WHAT THE TASK ASKS | Work through the following lines and count those that hold the word "page". Reply with that number only.

=-=-=

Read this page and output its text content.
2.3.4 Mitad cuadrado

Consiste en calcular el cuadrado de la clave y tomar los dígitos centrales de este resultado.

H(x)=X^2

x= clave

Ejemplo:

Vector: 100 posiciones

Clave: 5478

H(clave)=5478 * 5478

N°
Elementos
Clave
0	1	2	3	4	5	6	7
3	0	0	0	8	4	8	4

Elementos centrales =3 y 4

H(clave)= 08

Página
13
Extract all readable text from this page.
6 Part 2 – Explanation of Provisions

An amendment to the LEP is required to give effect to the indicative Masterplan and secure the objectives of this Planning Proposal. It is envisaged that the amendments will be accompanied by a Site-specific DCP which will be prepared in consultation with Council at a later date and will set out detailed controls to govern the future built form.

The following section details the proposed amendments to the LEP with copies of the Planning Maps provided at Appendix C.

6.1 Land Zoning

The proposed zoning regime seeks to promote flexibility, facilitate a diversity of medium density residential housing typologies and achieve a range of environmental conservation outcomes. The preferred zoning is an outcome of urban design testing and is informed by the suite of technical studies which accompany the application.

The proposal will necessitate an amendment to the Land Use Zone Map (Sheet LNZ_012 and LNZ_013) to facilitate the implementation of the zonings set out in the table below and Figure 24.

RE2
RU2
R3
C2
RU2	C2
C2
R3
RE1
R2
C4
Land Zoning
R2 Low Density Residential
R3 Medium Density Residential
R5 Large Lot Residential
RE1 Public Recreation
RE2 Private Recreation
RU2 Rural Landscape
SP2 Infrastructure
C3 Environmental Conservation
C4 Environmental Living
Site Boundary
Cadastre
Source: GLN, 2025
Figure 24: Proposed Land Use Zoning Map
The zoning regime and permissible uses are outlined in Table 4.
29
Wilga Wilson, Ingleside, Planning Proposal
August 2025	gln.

=-=-=

TASK ANSWER | 2